AIM: Find how many lines hold the word "name" and give that number only.

DATA IN THIS EXERCISE:
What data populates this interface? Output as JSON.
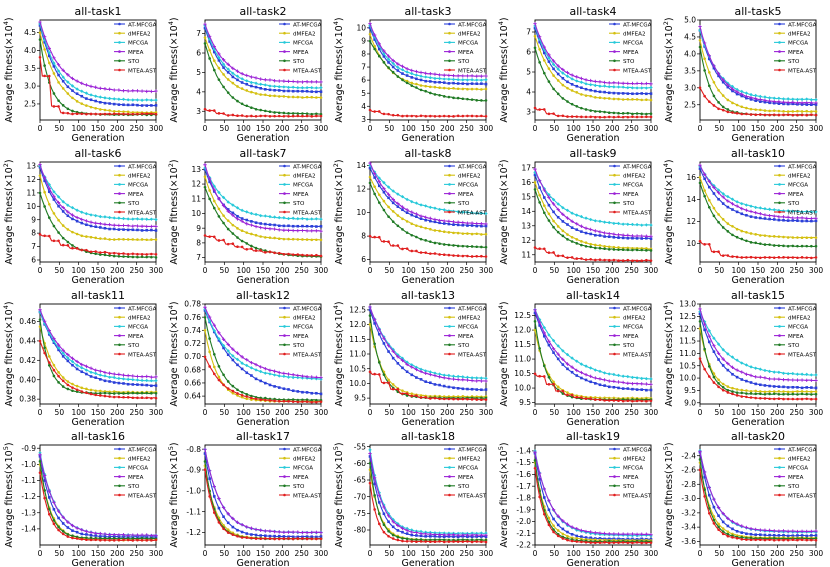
{
  "xlabel": "Generation",
  "ylabel_prefix": "Average fitness(×10",
  "ylabel_suffix": ")",
  "x_ticks": [
    0,
    50,
    100,
    150,
    200,
    250,
    300
  ],
  "series": [
    {
      "name": "AT-MFCGA",
      "color": "#2b3fd8",
      "marker": "square"
    },
    {
      "name": "dMFEA2",
      "color": "#d4c011",
      "marker": "dot"
    },
    {
      "name": "MFCGA",
      "color": "#27c9d9",
      "marker": "diamond"
    },
    {
      "name": "MFEA",
      "color": "#9b22d6",
      "marker": "plus"
    },
    {
      "name": "STO",
      "color": "#1f7a24",
      "marker": "dot"
    },
    {
      "name": "MTEA-AST",
      "color": "#e01e1e",
      "marker": "dot"
    }
  ],
  "chart_data": [
    {
      "type": "line",
      "title": "all-task1",
      "exp": "4",
      "ylim": [
        2.05,
        4.85
      ],
      "yticks": [
        2.5,
        3.0,
        3.5,
        4.0,
        4.5
      ],
      "dec": 1,
      "curves": [
        {
          "start": 4.7,
          "end": 2.45,
          "k": 0.02
        },
        {
          "start": 4.5,
          "end": 2.25,
          "k": 0.02
        },
        {
          "start": 4.75,
          "end": 2.6,
          "k": 0.02
        },
        {
          "start": 4.8,
          "end": 2.85,
          "k": 0.02
        },
        {
          "start": 4.3,
          "end": 2.2,
          "k": 0.035
        },
        {
          "start": 3.8,
          "end": 2.22,
          "k": 0.08,
          "step": true
        }
      ]
    },
    {
      "type": "line",
      "title": "all-task2",
      "exp": "4",
      "ylim": [
        2.55,
        7.7
      ],
      "yticks": [
        3,
        4,
        5,
        6,
        7
      ],
      "dec": 0,
      "curves": [
        {
          "start": 7.3,
          "end": 4.0,
          "k": 0.02
        },
        {
          "start": 6.8,
          "end": 3.7,
          "k": 0.02
        },
        {
          "start": 7.4,
          "end": 4.2,
          "k": 0.02
        },
        {
          "start": 7.5,
          "end": 4.5,
          "k": 0.02
        },
        {
          "start": 6.5,
          "end": 2.85,
          "k": 0.02
        },
        {
          "start": 3.1,
          "end": 2.75,
          "k": 0.04,
          "step": true
        }
      ]
    },
    {
      "type": "line",
      "title": "all-task3",
      "exp": "4",
      "ylim": [
        2.95,
        10.6
      ],
      "yticks": [
        3,
        4,
        5,
        6,
        7,
        8,
        9,
        10
      ],
      "dec": 0,
      "curves": [
        {
          "start": 10.0,
          "end": 5.7,
          "k": 0.02
        },
        {
          "start": 9.5,
          "end": 5.3,
          "k": 0.02
        },
        {
          "start": 10.2,
          "end": 6.0,
          "k": 0.02
        },
        {
          "start": 10.3,
          "end": 6.3,
          "k": 0.02
        },
        {
          "start": 9.0,
          "end": 4.3,
          "k": 0.012
        },
        {
          "start": 3.7,
          "end": 3.25,
          "k": 0.04,
          "step": true
        }
      ]
    },
    {
      "type": "line",
      "title": "all-task4",
      "exp": "4",
      "ylim": [
        2.6,
        7.6
      ],
      "yticks": [
        3,
        4,
        5,
        6,
        7
      ],
      "dec": 0,
      "curves": [
        {
          "start": 7.2,
          "end": 3.9,
          "k": 0.02
        },
        {
          "start": 6.8,
          "end": 3.6,
          "k": 0.02
        },
        {
          "start": 7.3,
          "end": 4.2,
          "k": 0.02
        },
        {
          "start": 7.4,
          "end": 4.4,
          "k": 0.02
        },
        {
          "start": 6.2,
          "end": 2.9,
          "k": 0.02
        },
        {
          "start": 3.2,
          "end": 2.75,
          "k": 0.04,
          "step": true
        }
      ]
    },
    {
      "type": "line",
      "title": "all-task5",
      "exp": "2",
      "ylim": [
        2.05,
        5.0
      ],
      "yticks": [
        2.5,
        3.0,
        3.5,
        4.0,
        4.5,
        5.0
      ],
      "dec": 1,
      "curves": [
        {
          "start": 4.7,
          "end": 2.5,
          "k": 0.02
        },
        {
          "start": 4.4,
          "end": 2.3,
          "k": 0.025
        },
        {
          "start": 4.7,
          "end": 2.65,
          "k": 0.02
        },
        {
          "start": 4.8,
          "end": 2.55,
          "k": 0.02
        },
        {
          "start": 4.2,
          "end": 2.2,
          "k": 0.035
        },
        {
          "start": 3.0,
          "end": 2.2,
          "k": 0.03
        }
      ]
    },
    {
      "type": "line",
      "title": "all-task6",
      "exp": "2",
      "ylim": [
        5.85,
        13.3
      ],
      "yticks": [
        6,
        7,
        8,
        9,
        10,
        11,
        12,
        13
      ],
      "dec": 0,
      "curves": [
        {
          "start": 12.9,
          "end": 8.2,
          "k": 0.02
        },
        {
          "start": 12.3,
          "end": 7.5,
          "k": 0.025
        },
        {
          "start": 13.0,
          "end": 9.0,
          "k": 0.018
        },
        {
          "start": 13.1,
          "end": 8.5,
          "k": 0.02
        },
        {
          "start": 11.0,
          "end": 6.2,
          "k": 0.02
        },
        {
          "start": 7.9,
          "end": 6.4,
          "k": 0.015,
          "step": true
        }
      ]
    },
    {
      "type": "line",
      "title": "all-task7",
      "exp": "2",
      "ylim": [
        6.7,
        13.5
      ],
      "yticks": [
        7,
        8,
        9,
        10,
        11,
        12,
        13
      ],
      "dec": 0,
      "curves": [
        {
          "start": 13.0,
          "end": 9.1,
          "k": 0.02
        },
        {
          "start": 12.5,
          "end": 8.2,
          "k": 0.02
        },
        {
          "start": 13.1,
          "end": 9.6,
          "k": 0.018
        },
        {
          "start": 13.3,
          "end": 8.8,
          "k": 0.02
        },
        {
          "start": 11.8,
          "end": 7.0,
          "k": 0.015
        },
        {
          "start": 8.5,
          "end": 7.05,
          "k": 0.01,
          "step": true
        }
      ]
    },
    {
      "type": "line",
      "title": "all-task8",
      "exp": "2",
      "ylim": [
        5.8,
        14.3
      ],
      "yticks": [
        6,
        8,
        10,
        12,
        14
      ],
      "dec": 0,
      "curves": [
        {
          "start": 13.8,
          "end": 8.8,
          "k": 0.015
        },
        {
          "start": 13.0,
          "end": 8.1,
          "k": 0.015
        },
        {
          "start": 14.0,
          "end": 9.8,
          "k": 0.012
        },
        {
          "start": 14.2,
          "end": 9.0,
          "k": 0.015
        },
        {
          "start": 12.5,
          "end": 7.0,
          "k": 0.015
        },
        {
          "start": 8.0,
          "end": 6.2,
          "k": 0.012,
          "step": true
        }
      ]
    },
    {
      "type": "line",
      "title": "all-task9",
      "exp": "2",
      "ylim": [
        10.5,
        17.4
      ],
      "yticks": [
        11,
        12,
        13,
        14,
        15,
        16,
        17
      ],
      "dec": 0,
      "curves": [
        {
          "start": 16.5,
          "end": 12.1,
          "k": 0.018
        },
        {
          "start": 16.0,
          "end": 11.4,
          "k": 0.018
        },
        {
          "start": 16.7,
          "end": 13.0,
          "k": 0.015
        },
        {
          "start": 16.9,
          "end": 12.2,
          "k": 0.015
        },
        {
          "start": 15.5,
          "end": 11.3,
          "k": 0.02
        },
        {
          "start": 11.5,
          "end": 10.6,
          "k": 0.02,
          "step": true
        }
      ]
    },
    {
      "type": "line",
      "title": "all-task10",
      "exp": "4",
      "ylim": [
        8.3,
        17.4
      ],
      "yticks": [
        10,
        12,
        14,
        16
      ],
      "dec": 0,
      "curves": [
        {
          "start": 16.8,
          "end": 12.0,
          "k": 0.018
        },
        {
          "start": 16.0,
          "end": 10.5,
          "k": 0.02
        },
        {
          "start": 17.0,
          "end": 12.8,
          "k": 0.015
        },
        {
          "start": 17.1,
          "end": 12.2,
          "k": 0.015
        },
        {
          "start": 15.5,
          "end": 9.7,
          "k": 0.02
        },
        {
          "start": 10.2,
          "end": 8.7,
          "k": 0.04,
          "step": true
        }
      ]
    },
    {
      "type": "line",
      "title": "all-task11",
      "exp": "4",
      "ylim": [
        0.375,
        0.478
      ],
      "yticks": [
        0.38,
        0.4,
        0.42,
        0.44,
        0.46
      ],
      "dec": 2,
      "curves": [
        {
          "start": 0.47,
          "end": 0.393,
          "k": 0.015
        },
        {
          "start": 0.455,
          "end": 0.387,
          "k": 0.025
        },
        {
          "start": 0.47,
          "end": 0.398,
          "k": 0.015
        },
        {
          "start": 0.472,
          "end": 0.402,
          "k": 0.015
        },
        {
          "start": 0.462,
          "end": 0.386,
          "k": 0.04
        },
        {
          "start": 0.44,
          "end": 0.381,
          "k": 0.02
        }
      ]
    },
    {
      "type": "line",
      "title": "all-task12",
      "exp": "4",
      "ylim": [
        0.628,
        0.78
      ],
      "yticks": [
        0.64,
        0.66,
        0.68,
        0.7,
        0.72,
        0.74,
        0.76,
        0.78
      ],
      "dec": 2,
      "curves": [
        {
          "start": 0.77,
          "end": 0.64,
          "k": 0.012
        },
        {
          "start": 0.74,
          "end": 0.632,
          "k": 0.03
        },
        {
          "start": 0.772,
          "end": 0.665,
          "k": 0.015
        },
        {
          "start": 0.775,
          "end": 0.665,
          "k": 0.012
        },
        {
          "start": 0.76,
          "end": 0.634,
          "k": 0.025
        },
        {
          "start": 0.7,
          "end": 0.631,
          "k": 0.02
        }
      ]
    },
    {
      "type": "line",
      "title": "all-task13",
      "exp": "4",
      "ylim": [
        9.3,
        12.7
      ],
      "yticks": [
        9.5,
        10.0,
        10.5,
        11.0,
        11.5,
        12.0,
        12.5
      ],
      "dec": 1,
      "curves": [
        {
          "start": 12.5,
          "end": 9.75,
          "k": 0.015
        },
        {
          "start": 12.0,
          "end": 9.55,
          "k": 0.03
        },
        {
          "start": 12.6,
          "end": 10.15,
          "k": 0.015
        },
        {
          "start": 12.6,
          "end": 10.05,
          "k": 0.015
        },
        {
          "start": 12.3,
          "end": 9.5,
          "k": 0.035
        },
        {
          "start": 10.4,
          "end": 9.45,
          "k": 0.02,
          "step": true
        }
      ]
    },
    {
      "type": "line",
      "title": "all-task14",
      "exp": "4",
      "ylim": [
        9.45,
        12.9
      ],
      "yticks": [
        9.5,
        10.0,
        10.5,
        11.0,
        11.5,
        12.0,
        12.5
      ],
      "dec": 1,
      "curves": [
        {
          "start": 12.6,
          "end": 9.9,
          "k": 0.015
        },
        {
          "start": 12.0,
          "end": 9.65,
          "k": 0.03
        },
        {
          "start": 12.7,
          "end": 10.25,
          "k": 0.012
        },
        {
          "start": 12.7,
          "end": 10.1,
          "k": 0.015
        },
        {
          "start": 12.3,
          "end": 9.6,
          "k": 0.035
        },
        {
          "start": 10.5,
          "end": 9.55,
          "k": 0.02,
          "step": true
        }
      ]
    },
    {
      "type": "line",
      "title": "all-task15",
      "exp": "4",
      "ylim": [
        8.95,
        13.0
      ],
      "yticks": [
        9.0,
        9.5,
        10.0,
        10.5,
        11.0,
        11.5,
        12.0,
        12.5,
        13.0
      ],
      "dec": 1,
      "curves": [
        {
          "start": 12.6,
          "end": 9.6,
          "k": 0.02
        },
        {
          "start": 12.0,
          "end": 9.45,
          "k": 0.035
        },
        {
          "start": 12.7,
          "end": 10.1,
          "k": 0.015
        },
        {
          "start": 12.8,
          "end": 9.9,
          "k": 0.02
        },
        {
          "start": 12.3,
          "end": 9.35,
          "k": 0.04
        },
        {
          "start": 10.8,
          "end": 9.15,
          "k": 0.025
        }
      ]
    },
    {
      "type": "line",
      "title": "all-task16",
      "exp": "5",
      "ylim": [
        -1.5,
        -0.88
      ],
      "yticks": [
        -1.4,
        -1.3,
        -1.2,
        -1.1,
        -1.0,
        -0.9
      ],
      "dec": 1,
      "curves": [
        {
          "start": -0.95,
          "end": -1.45,
          "k": 0.03
        },
        {
          "start": -1.0,
          "end": -1.47,
          "k": 0.035
        },
        {
          "start": -0.93,
          "end": -1.44,
          "k": 0.025
        },
        {
          "start": -0.94,
          "end": -1.44,
          "k": 0.025
        },
        {
          "start": -0.98,
          "end": -1.46,
          "k": 0.04
        },
        {
          "start": -1.05,
          "end": -1.47,
          "k": 0.04
        }
      ]
    },
    {
      "type": "line",
      "title": "all-task17",
      "exp": "5",
      "ylim": [
        -1.26,
        -0.78
      ],
      "yticks": [
        -1.2,
        -1.1,
        -1.0,
        -0.9,
        -0.8
      ],
      "dec": 1,
      "curves": [
        {
          "start": -0.82,
          "end": -1.22,
          "k": 0.03
        },
        {
          "start": -0.88,
          "end": -1.23,
          "k": 0.035
        },
        {
          "start": -0.8,
          "end": -1.2,
          "k": 0.025
        },
        {
          "start": -0.8,
          "end": -1.2,
          "k": 0.025
        },
        {
          "start": -0.86,
          "end": -1.23,
          "k": 0.04
        },
        {
          "start": -0.9,
          "end": -1.23,
          "k": 0.04
        }
      ]
    },
    {
      "type": "line",
      "title": "all-task18",
      "exp": "5",
      "ylim": [
        -84.5,
        -54.5
      ],
      "yticks": [
        -80,
        -75,
        -70,
        -65,
        -60,
        -55
      ],
      "dec": 0,
      "curves": [
        {
          "start": -58,
          "end": -82,
          "k": 0.035
        },
        {
          "start": -62,
          "end": -83,
          "k": 0.04
        },
        {
          "start": -56,
          "end": -81,
          "k": 0.03
        },
        {
          "start": -57,
          "end": -81.5,
          "k": 0.03
        },
        {
          "start": -60,
          "end": -83,
          "k": 0.045
        },
        {
          "start": -66,
          "end": -83.5,
          "k": 0.05
        }
      ]
    },
    {
      "type": "line",
      "title": "all-task19",
      "exp": "5",
      "ylim": [
        -2.2,
        -1.35
      ],
      "yticks": [
        -2.2,
        -2.1,
        -2.0,
        -1.9,
        -1.8,
        -1.7,
        -1.6,
        -1.5,
        -1.4
      ],
      "dec": 1,
      "curves": [
        {
          "start": -1.42,
          "end": -2.15,
          "k": 0.03
        },
        {
          "start": -1.5,
          "end": -2.16,
          "k": 0.035
        },
        {
          "start": -1.4,
          "end": -2.12,
          "k": 0.025
        },
        {
          "start": -1.41,
          "end": -2.11,
          "k": 0.025
        },
        {
          "start": -1.48,
          "end": -2.17,
          "k": 0.04
        },
        {
          "start": -1.55,
          "end": -2.18,
          "k": 0.04
        }
      ]
    },
    {
      "type": "line",
      "title": "all-task20",
      "exp": "5",
      "ylim": [
        -3.65,
        -2.25
      ],
      "yticks": [
        -3.6,
        -3.4,
        -3.2,
        -3.0,
        -2.8,
        -2.6,
        -2.4
      ],
      "dec": 1,
      "curves": [
        {
          "start": -2.35,
          "end": -3.52,
          "k": 0.03
        },
        {
          "start": -2.5,
          "end": -3.55,
          "k": 0.035
        },
        {
          "start": -2.33,
          "end": -3.47,
          "k": 0.025
        },
        {
          "start": -2.34,
          "end": -3.46,
          "k": 0.025
        },
        {
          "start": -2.45,
          "end": -3.56,
          "k": 0.04
        },
        {
          "start": -2.6,
          "end": -3.58,
          "k": 0.04
        }
      ]
    }
  ]
}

REPLY TO THE TASK: 6